[erlang-questions] Changing scheduler behaviour to make tests less deterministic

Chris Newcombe chris.newcombe@REDACTED
Wed Dec 27 02:26:12 CET 2006


I have some unit tests which run in a single Erlang node but which are
internally concurrent -- i.e. they test subsystems that spawn multiple
processes and interact with each other.

As the current BEAM scheduler is based on #reductions consumed, my
tests are quite deterministic.
The tests are not _entirely_ deterministic as they use my Berkeley DB
driver, which makes system IO calls in private threadpools before
sending replies back to Erlang, so that injects some degree of
unpredictability into 'receive' times. And even that limited degree of
non-determinism has uncovered one or two concurrency-related bugs,
e.g. incorrect handling of out-of-order messages, poor choice of
timeouts on receives, etc.

So to achieve more coverage of concurrency-interactions in the tests,
I want to make a cheap, easy hack to the BEAM scheduler to make it
less ploddingly deterministic on every test run.

One trivial way would be to use "erl -smp enable +S 2" (or more), to
introduce more OS threads running Erlang processes.  But paradoxically
that introduces some 'relatively uncontrolable' determinism (the OS
scheduler), which could indeed find some concurrency-sensitive bugs,
but might make them harder to reproduce (to verify fixes).

I'd prefer to introduce some more controlable determinism, e.g. by
changing the size of the process quantum (the number of reductions it
is allowed execute before it is pre-empted).
Obviously we need to be careful to preserve fairness, avoid thrash etc.

The first basic test would be to change this to a different constant
for all processes.  The current value is 2000 reductions, so we might
try running tests with values of 500, 1000, 1500, 3000.   Actually, I
want to put a loop around the test driver and try a large range of
values with fairly small increments.)

Unfortunately the setting is a compile-time constant in a header file
(see below)

	erts/emulator/beam/erl_vm.h:#define CONTEXT_REDS 2000   /* Swap
process out after this number */

I'd really like to avoid building multiple versions of the emulator,
and instead override CONTEXT_REDS from an environment variable at
startup.

The next step might be to make this a per-process value, settable via
spawn_opt() -- like heap_size, or fullsweep_after.  This would give a
different form of process 'priorization' than the current
high/medium/low, and which might even have interesting uses in
production.

But I'd like to try the simple approach first.

My questions:

  1. Does anyone on the BEAM team envisage problems if I change the
#define of CONTEXT_REDS to a reference to a global variable, which I
initialize from an environment variable at some suitably early point?

» EXTRACTED RECORDS

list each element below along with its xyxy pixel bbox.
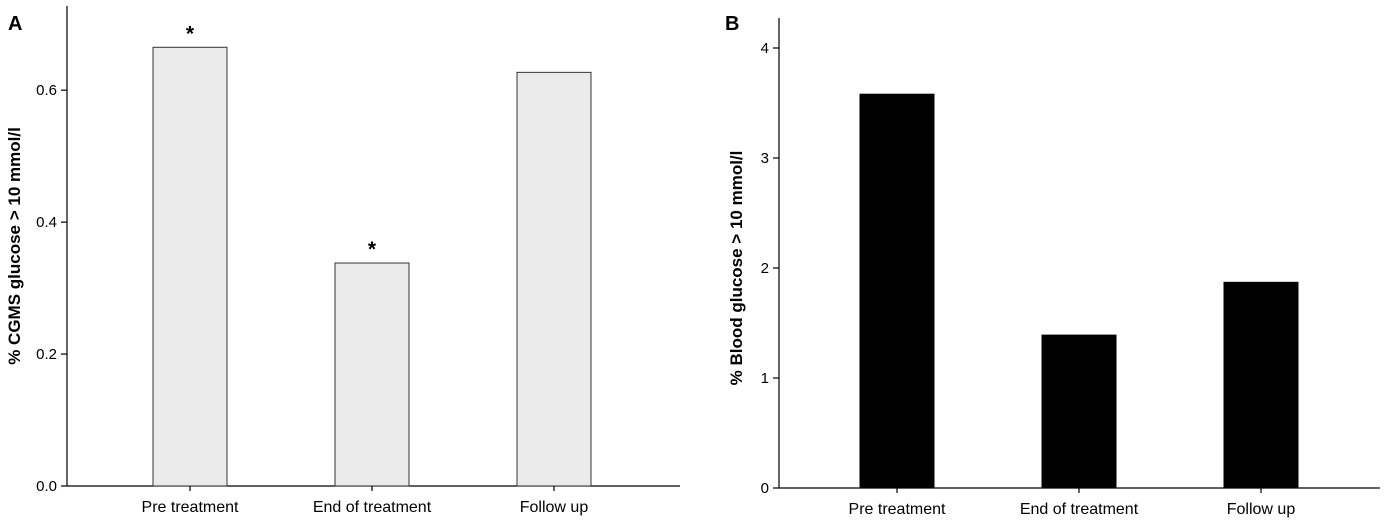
y-tick-label: 0.0 [36,478,57,495]
y-tick-label: 2 [761,260,769,277]
panel-b: B % Blood glucose > 10 mmol/l 0 1 2 3 4 Pre … [725,13,1380,518]
y-tick-label: 3 [761,150,769,167]
bar [1223,281,1299,489]
significance-asterisk: * [368,238,377,261]
bar [1041,334,1117,489]
panel-label-b: B [725,13,739,35]
category-labels-b: Pre treatment End of treatment Follow up [849,488,1296,518]
y-tick-label: 0.4 [36,214,57,231]
bar [516,71,592,487]
y-ticks-b: 0 1 2 3 4 [761,40,779,497]
y-axis-title-a: % CGMS glucose > 10 mmol/l [5,127,24,365]
category-labels-a: Pre treatment End of treatment Follow up [142,486,589,516]
y-tick-label: 1 [761,370,769,387]
bar [859,93,935,489]
y-tick-label: 4 [761,40,769,57]
x-category-label: End of treatment [313,499,432,516]
y-ticks-a: 0.0 0.2 0.4 0.6 [36,82,67,495]
panel-label-a: A [8,13,22,35]
x-category-label: Pre treatment [849,501,946,518]
x-category-label: End of treatment [1020,501,1139,518]
significance-asterisk: * [186,22,195,45]
annotations-a: ** [186,22,377,261]
panel-a: A % CGMS glucose > 10 mmol/l 0.00.20.40.… [5,6,680,516]
bars-b [859,93,1299,489]
bars-a [152,46,592,487]
y-tick-label: 0.2 [36,346,57,363]
bar [152,46,228,487]
x-category-label: Follow up [520,499,589,516]
x-category-label: Pre treatment [142,499,239,516]
y-tick-label: 0.6 [36,82,57,99]
x-category-label: Follow up [1227,501,1296,518]
y-tick-label: 0 [761,480,769,497]
bar [334,262,410,487]
y-axis-title-b: % Blood glucose > 10 mmol/l [727,151,746,386]
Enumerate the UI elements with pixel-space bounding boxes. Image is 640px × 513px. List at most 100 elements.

» PROMPT 1
Which alternative quantum sizes, in reductions, does the post on the Erlang scheduler propose trying in test runs? List them.
» PROMPT 2
Pick up the post on the Erlang scheduler after its last line and write what comes next.

» EXERCISE RESPONSE 1
500, 1000, 1500, 3000

» EXERCISE RESPONSE 2
      (I've done basic research, and #1 looks feasible to me -- see
below.  But I just want to check I'm not missing something subtle.)

  2. Does anyone see a better way to achieve the goal?

  3. Is the 'reductions_per_quantum' parameter for spawn_opt feasible?
 Interesting?  Or too dangerous (risking starvation) to be worth it?

Many thanks,

Chris

CONTEXT_REDS is not used in many places:

	% cd erlang/otp_src_R11B-2
	% grep REDUCTIONS ***/*.h
	erts/emulator/beam/erl_vm.h:#define INPUT_REDUCTIONS (2 * CONTEXT_REDS)

	% grep CONTEXT_REDS ***/*.h
	erts/emulator/beam/bif.h:       (p)->fcalls = -CONTEXT_REDS;            \
	erts/emulator/beam/bif.h:       else if ((p)->fcalls < -CONTEXT_REDS)      \
	erts/emulator/beam/bif.h:           (p)->fcalls = -CONTEXT_REDS;           \
	erts/emulator/beam/erl_vm.h:#define CONTEXT_REDS 2000   /* Swap
process out after this number */
	erts/emulator/beam/erl_vm.h:#define INPUT_REDUCTIONS (2 * CONTEXT_REDS)

(The references in bif.h are for macros called BUMP_REDS() and BUMP_ALL_REDS())

CONTEXT_REDS creeps into ETS code (erl_db.c) and even lists:member()
and lists:keysearch(), apparently to limit the amount of work they do
in a slot.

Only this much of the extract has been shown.